Show every line that has the string "JSON" in it.

┄┄┄┄┄┄┄┄┄┄┄┄┄┄┄┄┄┄┄┄

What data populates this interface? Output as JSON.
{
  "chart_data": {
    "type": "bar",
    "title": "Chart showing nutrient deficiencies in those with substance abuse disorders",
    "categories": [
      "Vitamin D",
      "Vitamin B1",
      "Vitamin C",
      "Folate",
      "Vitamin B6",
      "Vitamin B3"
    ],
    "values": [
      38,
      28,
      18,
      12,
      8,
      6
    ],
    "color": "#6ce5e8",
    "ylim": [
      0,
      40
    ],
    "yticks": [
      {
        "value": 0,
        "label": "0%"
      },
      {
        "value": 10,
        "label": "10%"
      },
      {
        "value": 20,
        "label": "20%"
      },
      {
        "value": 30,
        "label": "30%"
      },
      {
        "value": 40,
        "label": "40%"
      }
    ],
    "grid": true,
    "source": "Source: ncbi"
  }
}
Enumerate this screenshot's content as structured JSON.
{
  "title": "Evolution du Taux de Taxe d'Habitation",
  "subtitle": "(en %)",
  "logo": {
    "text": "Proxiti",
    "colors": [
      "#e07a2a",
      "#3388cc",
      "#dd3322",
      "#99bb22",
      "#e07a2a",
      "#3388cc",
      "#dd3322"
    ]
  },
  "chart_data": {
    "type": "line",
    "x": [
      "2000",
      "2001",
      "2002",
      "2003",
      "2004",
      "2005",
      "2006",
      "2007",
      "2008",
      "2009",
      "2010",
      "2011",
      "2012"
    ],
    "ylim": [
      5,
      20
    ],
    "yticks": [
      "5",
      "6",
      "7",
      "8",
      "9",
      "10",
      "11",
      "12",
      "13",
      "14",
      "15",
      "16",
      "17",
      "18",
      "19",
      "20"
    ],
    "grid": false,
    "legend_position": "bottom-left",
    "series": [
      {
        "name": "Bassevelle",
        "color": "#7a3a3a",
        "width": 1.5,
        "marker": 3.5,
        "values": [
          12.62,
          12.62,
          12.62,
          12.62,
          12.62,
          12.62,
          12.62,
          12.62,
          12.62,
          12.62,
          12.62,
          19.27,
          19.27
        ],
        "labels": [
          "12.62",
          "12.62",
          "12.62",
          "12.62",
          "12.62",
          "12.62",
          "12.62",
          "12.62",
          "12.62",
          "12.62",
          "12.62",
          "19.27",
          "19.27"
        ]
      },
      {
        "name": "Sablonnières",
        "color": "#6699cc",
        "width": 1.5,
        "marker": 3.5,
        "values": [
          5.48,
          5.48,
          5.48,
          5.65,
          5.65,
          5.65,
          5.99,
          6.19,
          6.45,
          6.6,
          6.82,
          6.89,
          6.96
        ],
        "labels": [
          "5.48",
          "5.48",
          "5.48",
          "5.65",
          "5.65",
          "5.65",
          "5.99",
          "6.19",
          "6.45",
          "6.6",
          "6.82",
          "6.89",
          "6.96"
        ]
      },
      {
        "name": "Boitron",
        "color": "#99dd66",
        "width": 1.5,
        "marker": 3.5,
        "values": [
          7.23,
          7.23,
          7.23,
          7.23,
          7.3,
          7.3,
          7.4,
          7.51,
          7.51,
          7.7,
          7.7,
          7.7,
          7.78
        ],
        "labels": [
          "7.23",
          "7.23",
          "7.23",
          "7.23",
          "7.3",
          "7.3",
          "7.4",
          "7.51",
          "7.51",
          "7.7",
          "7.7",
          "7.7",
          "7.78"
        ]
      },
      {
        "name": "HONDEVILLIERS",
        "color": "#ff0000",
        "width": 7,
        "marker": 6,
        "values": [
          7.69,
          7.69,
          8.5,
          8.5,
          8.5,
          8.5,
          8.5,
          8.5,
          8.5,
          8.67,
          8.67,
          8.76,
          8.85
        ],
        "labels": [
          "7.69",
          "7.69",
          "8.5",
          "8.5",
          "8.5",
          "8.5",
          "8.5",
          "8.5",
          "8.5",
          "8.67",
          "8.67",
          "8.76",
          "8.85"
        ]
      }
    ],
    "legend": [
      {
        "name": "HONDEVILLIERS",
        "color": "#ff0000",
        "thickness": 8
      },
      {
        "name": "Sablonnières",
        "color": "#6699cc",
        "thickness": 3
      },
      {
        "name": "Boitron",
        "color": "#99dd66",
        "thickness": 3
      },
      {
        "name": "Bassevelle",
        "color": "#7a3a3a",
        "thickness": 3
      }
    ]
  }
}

┄┄┄┄┄┄┄┄┄┄┄┄┄┄┄┄┄┄┄┄

TASK RESULT —
What data populates this interface? Output as JSON.
Enumerate this screenshot's content as structured JSON.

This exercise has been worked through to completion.